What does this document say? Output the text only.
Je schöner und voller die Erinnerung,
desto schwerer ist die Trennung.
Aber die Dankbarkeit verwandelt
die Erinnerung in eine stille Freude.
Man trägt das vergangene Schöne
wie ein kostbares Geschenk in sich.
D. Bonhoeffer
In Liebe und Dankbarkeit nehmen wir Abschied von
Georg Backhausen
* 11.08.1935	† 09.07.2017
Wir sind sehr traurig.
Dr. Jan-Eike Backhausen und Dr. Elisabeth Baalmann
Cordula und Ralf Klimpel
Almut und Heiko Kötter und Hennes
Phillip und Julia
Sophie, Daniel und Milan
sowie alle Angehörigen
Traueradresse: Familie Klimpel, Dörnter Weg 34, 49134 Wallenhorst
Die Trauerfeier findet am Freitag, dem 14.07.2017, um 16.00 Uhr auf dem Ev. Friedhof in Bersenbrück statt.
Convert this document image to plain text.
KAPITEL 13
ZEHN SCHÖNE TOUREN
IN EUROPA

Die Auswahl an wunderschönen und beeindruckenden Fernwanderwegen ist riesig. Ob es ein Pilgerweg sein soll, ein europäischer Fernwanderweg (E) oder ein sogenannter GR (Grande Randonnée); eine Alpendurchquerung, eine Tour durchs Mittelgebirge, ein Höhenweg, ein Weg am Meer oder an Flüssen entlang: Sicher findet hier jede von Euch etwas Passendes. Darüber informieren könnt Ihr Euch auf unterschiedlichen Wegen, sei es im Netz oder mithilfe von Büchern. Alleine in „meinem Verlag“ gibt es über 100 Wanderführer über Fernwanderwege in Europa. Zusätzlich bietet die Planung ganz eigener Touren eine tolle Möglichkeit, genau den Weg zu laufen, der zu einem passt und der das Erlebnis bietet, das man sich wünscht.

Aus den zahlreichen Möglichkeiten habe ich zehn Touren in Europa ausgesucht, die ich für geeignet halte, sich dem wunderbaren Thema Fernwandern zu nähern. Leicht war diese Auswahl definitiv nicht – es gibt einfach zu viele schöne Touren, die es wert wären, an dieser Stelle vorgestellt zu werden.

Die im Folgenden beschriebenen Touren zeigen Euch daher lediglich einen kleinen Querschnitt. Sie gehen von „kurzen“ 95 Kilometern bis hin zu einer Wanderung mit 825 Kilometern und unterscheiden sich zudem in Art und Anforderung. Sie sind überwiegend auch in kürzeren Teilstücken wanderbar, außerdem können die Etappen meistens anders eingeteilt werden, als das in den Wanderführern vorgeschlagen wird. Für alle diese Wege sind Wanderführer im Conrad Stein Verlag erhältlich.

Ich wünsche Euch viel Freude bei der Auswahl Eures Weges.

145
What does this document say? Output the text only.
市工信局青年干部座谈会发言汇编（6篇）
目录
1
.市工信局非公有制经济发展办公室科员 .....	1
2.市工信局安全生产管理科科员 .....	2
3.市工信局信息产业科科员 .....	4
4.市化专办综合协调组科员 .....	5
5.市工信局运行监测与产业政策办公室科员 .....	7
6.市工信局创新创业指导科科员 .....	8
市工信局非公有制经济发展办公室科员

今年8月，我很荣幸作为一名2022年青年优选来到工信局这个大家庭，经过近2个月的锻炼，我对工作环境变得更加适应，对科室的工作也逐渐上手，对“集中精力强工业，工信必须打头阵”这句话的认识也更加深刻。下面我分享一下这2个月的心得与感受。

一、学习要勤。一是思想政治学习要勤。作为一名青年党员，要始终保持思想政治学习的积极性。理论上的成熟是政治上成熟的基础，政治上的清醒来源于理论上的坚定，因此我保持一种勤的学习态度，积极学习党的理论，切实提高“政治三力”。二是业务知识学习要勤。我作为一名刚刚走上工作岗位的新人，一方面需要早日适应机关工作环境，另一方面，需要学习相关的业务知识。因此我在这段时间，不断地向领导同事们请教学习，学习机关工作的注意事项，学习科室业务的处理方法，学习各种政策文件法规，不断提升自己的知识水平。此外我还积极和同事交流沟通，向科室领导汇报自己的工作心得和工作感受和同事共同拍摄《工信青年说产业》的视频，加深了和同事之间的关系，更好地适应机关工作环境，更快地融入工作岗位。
··········
Directions: Copy all lines from the material that hold "Erinnerung".

Response to the exercise:
Je schöner und voller die Erinnerung,
die Erinnerung in eine stille Freude.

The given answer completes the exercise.